Write out all entries word for word.

### Collected data entries
· · · ·

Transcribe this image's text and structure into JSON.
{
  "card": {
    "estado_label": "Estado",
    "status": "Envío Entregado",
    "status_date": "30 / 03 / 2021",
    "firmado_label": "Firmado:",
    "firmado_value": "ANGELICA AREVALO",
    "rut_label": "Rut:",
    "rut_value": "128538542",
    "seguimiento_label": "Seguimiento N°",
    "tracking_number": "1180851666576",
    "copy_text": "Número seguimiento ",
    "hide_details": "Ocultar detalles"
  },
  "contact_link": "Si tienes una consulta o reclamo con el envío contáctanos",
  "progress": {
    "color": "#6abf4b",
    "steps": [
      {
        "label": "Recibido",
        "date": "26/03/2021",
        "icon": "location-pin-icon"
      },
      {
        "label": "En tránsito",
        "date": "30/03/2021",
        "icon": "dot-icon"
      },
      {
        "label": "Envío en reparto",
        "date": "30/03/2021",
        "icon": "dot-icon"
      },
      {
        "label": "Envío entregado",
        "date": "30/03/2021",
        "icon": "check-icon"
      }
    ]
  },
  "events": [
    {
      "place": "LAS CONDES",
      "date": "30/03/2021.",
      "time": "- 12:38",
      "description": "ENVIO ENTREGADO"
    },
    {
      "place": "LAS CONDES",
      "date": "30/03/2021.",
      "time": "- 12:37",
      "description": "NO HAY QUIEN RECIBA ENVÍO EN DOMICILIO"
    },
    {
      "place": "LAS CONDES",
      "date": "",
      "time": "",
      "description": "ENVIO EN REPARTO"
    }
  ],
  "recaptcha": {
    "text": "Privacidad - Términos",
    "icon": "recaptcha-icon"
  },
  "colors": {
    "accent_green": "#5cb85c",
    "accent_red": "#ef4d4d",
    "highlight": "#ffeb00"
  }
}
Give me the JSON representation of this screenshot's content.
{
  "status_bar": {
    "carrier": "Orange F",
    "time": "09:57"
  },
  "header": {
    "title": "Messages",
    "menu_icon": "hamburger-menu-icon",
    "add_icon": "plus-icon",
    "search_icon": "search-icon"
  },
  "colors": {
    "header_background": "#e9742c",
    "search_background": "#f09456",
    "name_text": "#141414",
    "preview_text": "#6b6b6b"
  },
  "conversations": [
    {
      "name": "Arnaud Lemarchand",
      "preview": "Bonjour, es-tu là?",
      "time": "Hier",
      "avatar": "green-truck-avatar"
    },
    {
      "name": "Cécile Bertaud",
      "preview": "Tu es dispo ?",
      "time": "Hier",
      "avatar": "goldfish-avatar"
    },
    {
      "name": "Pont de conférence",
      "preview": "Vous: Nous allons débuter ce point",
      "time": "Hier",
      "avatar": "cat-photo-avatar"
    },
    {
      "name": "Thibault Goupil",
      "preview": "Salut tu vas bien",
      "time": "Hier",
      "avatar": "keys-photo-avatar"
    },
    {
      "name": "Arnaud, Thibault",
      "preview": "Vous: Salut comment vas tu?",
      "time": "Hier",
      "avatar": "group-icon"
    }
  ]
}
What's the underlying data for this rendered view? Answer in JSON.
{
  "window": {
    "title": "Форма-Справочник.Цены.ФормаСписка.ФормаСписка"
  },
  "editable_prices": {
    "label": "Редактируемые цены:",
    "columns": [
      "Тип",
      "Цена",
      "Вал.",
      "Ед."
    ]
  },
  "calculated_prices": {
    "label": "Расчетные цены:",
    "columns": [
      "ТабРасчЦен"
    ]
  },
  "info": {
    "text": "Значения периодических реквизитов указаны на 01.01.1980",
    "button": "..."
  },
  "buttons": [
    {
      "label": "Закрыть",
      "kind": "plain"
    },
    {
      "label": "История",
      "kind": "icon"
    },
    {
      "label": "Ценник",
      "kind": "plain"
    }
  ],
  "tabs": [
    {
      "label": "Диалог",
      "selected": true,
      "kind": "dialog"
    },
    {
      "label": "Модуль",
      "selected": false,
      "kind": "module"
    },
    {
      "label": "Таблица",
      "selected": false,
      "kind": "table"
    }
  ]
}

· · · ·

### REPLY
Transcribe this image's text and structure into JSON.
{
  "card": {
    "estado_label": "Estado",
    "status": "Envío Entregado",
    "status_date": "30 / 03 / 2021",
    "firmado_label": "Firmado:",
    "firmado_value": "ANGELICA AREVALO",
    "rut_label": "Rut:",
    "rut_value": "128538542",
    "seguimiento_label": "Seguimiento N°",
    "tracking_number": "1180851666576",
    "copy_text": "Número seguimiento ",
    "hide_details": "Ocultar detalles"
  },
  "contact_link": "Si tienes una consulta o reclamo con el envío contáctanos",
  "progress": {
    "color": "#6abf4b",
    "steps": [
      {
        "label": "Recibido",
        "date": "26/03/2021",
        "icon": "location-pin-icon"
      },
      {
        "label": "En tránsito",
        "date": "30/03/2021",
        "icon": "dot-icon"
      },
      {
        "label": "Envío en reparto",
        "date": "30/03/2021",
        "icon": "dot-icon"
      },
      {
        "label": "Envío entregado",
        "date": "30/03/2021",
        "icon": "check-icon"
      }
    ]
  },
  "events": [
    {
      "place": "LAS CONDES",
      "date": "30/03/2021.",
      "time": "- 12:38",
      "description": "ENVIO ENTREGADO"
    },
    {
      "place": "LAS CONDES",
      "date": "30/03/2021.",
      "time": "- 12:37",
      "description": "NO HAY QUIEN RECIBA ENVÍO EN DOMICILIO"
    },
    {
      "place": "LAS CONDES",
      "date": "",
      "time": "",
      "description": "ENVIO EN REPARTO"
    }
  ],
  "recaptcha": {
    "text": "Privacidad - Términos",
    "icon": "recaptcha-icon"
  },
  "colors": {
    "accent_green": "#5cb85c",
    "accent_red": "#ef4d4d",
    "highlight": "#ffeb00"
  }
}
Give me the JSON representation of this screenshot's content.
{
  "status_bar": {
    "carrier": "Orange F",
    "time": "09:57"
  },
  "header": {
    "title": "Messages",
    "menu_icon": "hamburger-menu-icon",
    "add_icon": "plus-icon",
    "search_icon": "search-icon"
  },
  "colors": {
    "header_background": "#e9742c",
    "search_background": "#f09456",
    "name_text": "#141414",
    "preview_text": "#6b6b6b"
  },
  "conversations": [
    {
      "name": "Arnaud Lemarchand",
      "preview": "Bonjour, es-tu là?",
      "time": "Hier",
      "avatar": "green-truck-avatar"
    },
    {
      "name": "Cécile Bertaud",
      "preview": "Tu es dispo ?",
      "time": "Hier",
      "avatar": "goldfish-avatar"
    },
    {
      "name": "Pont de conférence",
      "preview": "Vous: Nous allons débuter ce point",
      "time": "Hier",
      "avatar": "cat-photo-avatar"
    },
    {
      "name": "Thibault Goupil",
      "preview": "Salut tu vas bien",
      "time": "Hier",
      "avatar": "keys-photo-avatar"
    },
    {
      "name": "Arnaud, Thibault",
      "preview": "Vous: Salut comment vas tu?",
      "time": "Hier",
      "avatar": "group-icon"
    }
  ]
}
What's the underlying data for this rendered view? Answer in JSON.
{
  "window": {
    "title": "Форма-Справочник.Цены.ФормаСписка.ФормаСписка"
  },
  "editable_prices": {
    "label": "Редактируемые цены:",
    "columns": [
      "Тип",
      "Цена",
      "Вал.",
      "Ед."
    ]
  },
  "calculated_prices": {
    "label": "Расчетные цены:",
    "columns": [
      "ТабРасчЦен"
    ]
  },
  "info": {
    "text": "Значения периодических реквизитов указаны на 01.01.1980",
    "button": "..."
  },
  "buttons": [
    {
      "label": "Закрыть",
      "kind": "plain"
    },
    {
      "label": "История",
      "kind": "icon"
    },
    {
      "label": "Ценник",
      "kind": "plain"
    }
  ],
  "tabs": [
    {
      "label": "Диалог",
      "selected": true,
      "kind": "dialog"
    },
    {
      "label": "Модуль",
      "selected": false,
      "kind": "module"
    },
    {
      "label": "Таблица",
      "selected": false,
      "kind": "table"
    }
  ]
}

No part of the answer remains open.